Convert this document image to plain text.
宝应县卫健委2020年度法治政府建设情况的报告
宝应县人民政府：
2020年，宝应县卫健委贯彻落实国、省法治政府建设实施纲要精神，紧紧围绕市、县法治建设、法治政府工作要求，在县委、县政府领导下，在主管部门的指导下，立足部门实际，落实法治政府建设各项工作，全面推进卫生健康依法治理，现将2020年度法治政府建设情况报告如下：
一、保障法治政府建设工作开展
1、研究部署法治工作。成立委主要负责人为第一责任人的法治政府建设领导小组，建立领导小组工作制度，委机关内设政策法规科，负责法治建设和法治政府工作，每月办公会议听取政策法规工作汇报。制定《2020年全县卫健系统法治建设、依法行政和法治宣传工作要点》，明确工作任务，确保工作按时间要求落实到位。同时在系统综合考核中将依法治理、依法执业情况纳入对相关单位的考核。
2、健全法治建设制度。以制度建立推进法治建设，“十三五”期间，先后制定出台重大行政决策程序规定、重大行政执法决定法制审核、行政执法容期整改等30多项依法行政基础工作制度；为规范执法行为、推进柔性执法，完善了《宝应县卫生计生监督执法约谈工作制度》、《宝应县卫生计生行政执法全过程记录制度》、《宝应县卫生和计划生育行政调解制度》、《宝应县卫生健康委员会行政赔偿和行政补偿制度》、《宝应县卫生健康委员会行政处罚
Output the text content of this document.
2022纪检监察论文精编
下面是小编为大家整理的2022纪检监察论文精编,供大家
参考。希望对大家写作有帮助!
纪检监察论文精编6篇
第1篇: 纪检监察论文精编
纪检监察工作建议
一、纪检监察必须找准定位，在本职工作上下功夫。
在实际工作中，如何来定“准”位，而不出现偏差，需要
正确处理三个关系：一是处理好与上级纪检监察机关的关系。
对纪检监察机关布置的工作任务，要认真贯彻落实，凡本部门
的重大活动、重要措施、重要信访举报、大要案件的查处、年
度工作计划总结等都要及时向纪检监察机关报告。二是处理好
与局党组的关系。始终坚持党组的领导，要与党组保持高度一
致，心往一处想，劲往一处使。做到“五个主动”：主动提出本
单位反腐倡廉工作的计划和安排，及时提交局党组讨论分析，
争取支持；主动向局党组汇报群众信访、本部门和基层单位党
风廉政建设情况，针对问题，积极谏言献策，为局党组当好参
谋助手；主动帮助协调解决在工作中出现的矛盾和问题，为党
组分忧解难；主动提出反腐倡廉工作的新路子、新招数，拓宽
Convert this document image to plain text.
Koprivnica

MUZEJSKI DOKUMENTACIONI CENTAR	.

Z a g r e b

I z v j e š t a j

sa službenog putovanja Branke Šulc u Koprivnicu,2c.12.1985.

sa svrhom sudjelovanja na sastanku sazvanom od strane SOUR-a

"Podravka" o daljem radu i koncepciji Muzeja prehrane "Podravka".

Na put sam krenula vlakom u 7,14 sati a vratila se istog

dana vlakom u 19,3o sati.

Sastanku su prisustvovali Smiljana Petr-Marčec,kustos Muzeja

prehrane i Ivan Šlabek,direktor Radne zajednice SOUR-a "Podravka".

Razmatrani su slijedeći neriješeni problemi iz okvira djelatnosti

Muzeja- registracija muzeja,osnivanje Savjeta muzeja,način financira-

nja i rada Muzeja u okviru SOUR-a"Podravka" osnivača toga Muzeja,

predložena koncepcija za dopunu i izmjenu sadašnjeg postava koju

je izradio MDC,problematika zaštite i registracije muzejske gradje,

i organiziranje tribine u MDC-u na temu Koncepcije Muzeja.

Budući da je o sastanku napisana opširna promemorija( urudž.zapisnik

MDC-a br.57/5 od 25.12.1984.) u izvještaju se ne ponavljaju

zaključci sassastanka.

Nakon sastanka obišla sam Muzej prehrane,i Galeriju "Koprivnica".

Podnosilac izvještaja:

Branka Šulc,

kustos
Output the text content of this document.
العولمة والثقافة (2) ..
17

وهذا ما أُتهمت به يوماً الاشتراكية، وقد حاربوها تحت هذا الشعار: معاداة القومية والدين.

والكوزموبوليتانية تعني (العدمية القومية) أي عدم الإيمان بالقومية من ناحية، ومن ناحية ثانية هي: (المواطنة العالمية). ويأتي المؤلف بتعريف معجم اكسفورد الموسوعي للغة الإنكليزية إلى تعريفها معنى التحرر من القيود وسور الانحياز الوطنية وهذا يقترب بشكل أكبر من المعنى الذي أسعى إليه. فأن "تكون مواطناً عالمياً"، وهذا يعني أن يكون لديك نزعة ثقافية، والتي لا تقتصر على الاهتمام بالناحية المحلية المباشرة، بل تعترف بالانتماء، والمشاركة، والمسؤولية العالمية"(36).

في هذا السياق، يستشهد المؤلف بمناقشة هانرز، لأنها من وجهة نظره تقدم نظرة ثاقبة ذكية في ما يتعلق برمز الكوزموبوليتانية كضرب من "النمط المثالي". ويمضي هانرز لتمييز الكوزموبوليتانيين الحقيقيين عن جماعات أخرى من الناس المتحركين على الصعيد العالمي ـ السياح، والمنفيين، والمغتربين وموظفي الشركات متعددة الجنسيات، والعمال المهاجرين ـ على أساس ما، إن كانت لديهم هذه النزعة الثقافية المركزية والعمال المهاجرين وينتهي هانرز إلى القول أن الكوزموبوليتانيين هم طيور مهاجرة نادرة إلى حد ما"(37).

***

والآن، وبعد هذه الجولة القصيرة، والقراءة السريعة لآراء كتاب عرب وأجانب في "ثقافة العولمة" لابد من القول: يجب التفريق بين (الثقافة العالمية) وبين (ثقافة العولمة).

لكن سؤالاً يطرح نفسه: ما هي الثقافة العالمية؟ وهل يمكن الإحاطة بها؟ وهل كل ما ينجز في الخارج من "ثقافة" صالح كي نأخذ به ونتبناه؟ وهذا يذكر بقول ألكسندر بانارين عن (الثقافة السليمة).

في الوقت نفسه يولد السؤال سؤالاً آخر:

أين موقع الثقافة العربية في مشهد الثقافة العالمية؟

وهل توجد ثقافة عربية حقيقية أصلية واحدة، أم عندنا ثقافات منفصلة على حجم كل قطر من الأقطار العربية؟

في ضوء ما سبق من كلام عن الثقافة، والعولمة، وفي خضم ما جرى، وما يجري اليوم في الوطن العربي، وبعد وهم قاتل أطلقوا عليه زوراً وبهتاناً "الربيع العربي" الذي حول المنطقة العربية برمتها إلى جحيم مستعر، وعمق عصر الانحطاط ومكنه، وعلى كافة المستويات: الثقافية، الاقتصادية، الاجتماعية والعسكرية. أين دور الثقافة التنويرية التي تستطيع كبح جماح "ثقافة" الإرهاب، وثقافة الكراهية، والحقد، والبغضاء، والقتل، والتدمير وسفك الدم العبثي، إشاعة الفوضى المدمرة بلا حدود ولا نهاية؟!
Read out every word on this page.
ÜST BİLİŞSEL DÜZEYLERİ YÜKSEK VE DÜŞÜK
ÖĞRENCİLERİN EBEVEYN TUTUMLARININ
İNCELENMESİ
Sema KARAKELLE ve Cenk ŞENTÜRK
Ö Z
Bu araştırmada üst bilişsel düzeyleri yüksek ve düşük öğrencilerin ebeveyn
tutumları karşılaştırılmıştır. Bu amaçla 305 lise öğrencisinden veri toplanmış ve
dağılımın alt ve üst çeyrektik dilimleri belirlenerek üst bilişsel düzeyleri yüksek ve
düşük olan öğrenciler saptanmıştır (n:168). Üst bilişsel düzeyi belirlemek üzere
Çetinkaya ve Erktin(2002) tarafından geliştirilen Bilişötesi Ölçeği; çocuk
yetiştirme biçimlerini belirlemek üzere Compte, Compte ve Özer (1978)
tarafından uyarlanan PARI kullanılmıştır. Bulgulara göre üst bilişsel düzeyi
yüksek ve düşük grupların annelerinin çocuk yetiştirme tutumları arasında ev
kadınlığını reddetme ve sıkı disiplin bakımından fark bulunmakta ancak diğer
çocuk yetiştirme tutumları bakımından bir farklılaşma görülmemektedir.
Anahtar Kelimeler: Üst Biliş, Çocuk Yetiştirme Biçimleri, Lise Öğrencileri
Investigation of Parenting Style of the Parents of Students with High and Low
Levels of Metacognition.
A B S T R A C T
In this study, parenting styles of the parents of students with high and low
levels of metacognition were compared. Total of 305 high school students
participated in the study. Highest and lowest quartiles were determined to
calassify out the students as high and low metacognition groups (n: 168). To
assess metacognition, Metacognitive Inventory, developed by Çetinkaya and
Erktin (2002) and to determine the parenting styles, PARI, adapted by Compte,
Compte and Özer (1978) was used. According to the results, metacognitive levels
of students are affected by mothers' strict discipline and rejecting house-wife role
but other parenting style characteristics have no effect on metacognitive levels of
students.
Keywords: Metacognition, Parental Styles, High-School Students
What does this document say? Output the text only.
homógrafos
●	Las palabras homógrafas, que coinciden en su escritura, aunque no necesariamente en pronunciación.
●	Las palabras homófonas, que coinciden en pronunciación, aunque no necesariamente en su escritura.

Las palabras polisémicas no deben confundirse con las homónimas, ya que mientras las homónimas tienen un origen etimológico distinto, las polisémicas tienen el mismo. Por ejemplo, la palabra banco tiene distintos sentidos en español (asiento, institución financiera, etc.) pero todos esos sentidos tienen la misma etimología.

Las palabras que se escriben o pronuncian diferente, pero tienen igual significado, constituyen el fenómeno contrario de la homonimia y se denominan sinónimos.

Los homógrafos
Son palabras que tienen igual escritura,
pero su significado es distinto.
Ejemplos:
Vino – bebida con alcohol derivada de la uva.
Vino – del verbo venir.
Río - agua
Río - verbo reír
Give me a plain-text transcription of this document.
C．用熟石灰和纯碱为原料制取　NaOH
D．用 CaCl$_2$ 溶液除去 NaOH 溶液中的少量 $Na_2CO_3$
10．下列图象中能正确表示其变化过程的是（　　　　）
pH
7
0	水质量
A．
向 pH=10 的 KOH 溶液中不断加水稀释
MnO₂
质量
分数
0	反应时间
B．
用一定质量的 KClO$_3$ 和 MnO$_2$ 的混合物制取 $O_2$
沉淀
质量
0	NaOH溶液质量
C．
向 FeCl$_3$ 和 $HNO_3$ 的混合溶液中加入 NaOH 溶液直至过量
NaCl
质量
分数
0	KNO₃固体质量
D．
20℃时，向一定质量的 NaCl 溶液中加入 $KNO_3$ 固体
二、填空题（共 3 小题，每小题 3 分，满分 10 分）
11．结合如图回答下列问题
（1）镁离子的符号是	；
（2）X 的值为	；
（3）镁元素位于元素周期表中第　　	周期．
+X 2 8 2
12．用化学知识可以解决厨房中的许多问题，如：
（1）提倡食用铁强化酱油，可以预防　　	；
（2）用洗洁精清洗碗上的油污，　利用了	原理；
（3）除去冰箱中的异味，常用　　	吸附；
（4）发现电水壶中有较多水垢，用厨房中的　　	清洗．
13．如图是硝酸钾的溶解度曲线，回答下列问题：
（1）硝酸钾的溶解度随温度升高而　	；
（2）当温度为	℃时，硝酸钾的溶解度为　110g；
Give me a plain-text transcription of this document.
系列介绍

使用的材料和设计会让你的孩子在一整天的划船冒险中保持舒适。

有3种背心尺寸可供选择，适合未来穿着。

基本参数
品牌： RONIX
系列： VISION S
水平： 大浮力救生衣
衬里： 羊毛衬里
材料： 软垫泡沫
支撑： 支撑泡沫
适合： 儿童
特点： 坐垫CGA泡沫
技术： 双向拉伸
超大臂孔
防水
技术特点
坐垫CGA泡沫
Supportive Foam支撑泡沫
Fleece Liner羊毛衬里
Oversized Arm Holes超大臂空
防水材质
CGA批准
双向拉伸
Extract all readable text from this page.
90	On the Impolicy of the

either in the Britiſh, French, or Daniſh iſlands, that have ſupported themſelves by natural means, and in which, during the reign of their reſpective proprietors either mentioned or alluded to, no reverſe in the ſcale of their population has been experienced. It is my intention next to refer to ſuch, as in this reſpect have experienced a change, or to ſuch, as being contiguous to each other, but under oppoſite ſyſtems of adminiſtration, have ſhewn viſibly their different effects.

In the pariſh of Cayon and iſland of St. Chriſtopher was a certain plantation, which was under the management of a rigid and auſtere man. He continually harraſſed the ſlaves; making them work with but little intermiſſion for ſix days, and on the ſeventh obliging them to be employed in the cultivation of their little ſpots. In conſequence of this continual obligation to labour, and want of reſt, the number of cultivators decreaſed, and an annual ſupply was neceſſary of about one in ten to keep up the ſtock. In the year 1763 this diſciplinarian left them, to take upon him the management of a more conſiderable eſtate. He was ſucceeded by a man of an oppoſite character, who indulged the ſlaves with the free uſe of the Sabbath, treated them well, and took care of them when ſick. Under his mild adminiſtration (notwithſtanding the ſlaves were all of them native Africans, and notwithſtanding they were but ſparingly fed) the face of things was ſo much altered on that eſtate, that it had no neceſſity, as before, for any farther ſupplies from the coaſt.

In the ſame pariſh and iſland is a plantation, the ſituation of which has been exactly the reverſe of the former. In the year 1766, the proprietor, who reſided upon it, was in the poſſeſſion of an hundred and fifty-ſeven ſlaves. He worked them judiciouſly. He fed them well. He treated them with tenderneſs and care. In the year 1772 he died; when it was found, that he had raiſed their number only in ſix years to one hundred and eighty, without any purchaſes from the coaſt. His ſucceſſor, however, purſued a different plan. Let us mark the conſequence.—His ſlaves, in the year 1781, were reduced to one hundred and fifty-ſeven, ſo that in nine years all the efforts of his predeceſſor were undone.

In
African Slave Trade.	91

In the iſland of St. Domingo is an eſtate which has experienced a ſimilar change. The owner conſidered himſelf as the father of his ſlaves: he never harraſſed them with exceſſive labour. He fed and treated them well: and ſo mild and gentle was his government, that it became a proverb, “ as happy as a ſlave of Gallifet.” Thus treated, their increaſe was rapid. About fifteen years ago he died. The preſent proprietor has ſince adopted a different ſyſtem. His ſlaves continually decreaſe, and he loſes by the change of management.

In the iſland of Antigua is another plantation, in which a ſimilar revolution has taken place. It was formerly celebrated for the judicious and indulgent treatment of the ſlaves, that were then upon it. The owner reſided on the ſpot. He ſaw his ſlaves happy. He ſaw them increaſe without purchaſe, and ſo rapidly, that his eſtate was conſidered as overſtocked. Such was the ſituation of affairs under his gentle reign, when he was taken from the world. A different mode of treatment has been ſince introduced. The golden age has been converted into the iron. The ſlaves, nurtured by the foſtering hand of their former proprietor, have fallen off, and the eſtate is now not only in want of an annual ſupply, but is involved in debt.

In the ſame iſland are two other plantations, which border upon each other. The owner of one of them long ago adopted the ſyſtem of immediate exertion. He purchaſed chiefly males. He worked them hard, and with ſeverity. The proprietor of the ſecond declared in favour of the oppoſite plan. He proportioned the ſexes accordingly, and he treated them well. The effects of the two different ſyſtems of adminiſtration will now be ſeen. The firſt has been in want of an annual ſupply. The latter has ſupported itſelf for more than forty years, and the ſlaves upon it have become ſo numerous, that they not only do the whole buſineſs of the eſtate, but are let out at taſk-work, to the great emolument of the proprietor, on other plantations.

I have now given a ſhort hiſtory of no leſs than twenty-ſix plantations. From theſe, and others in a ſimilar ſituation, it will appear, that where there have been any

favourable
*****
WORK TO COMPLETE: Tally every line of the data that holds the word "kustos" and write the count alone.

THE SOLUTION: 2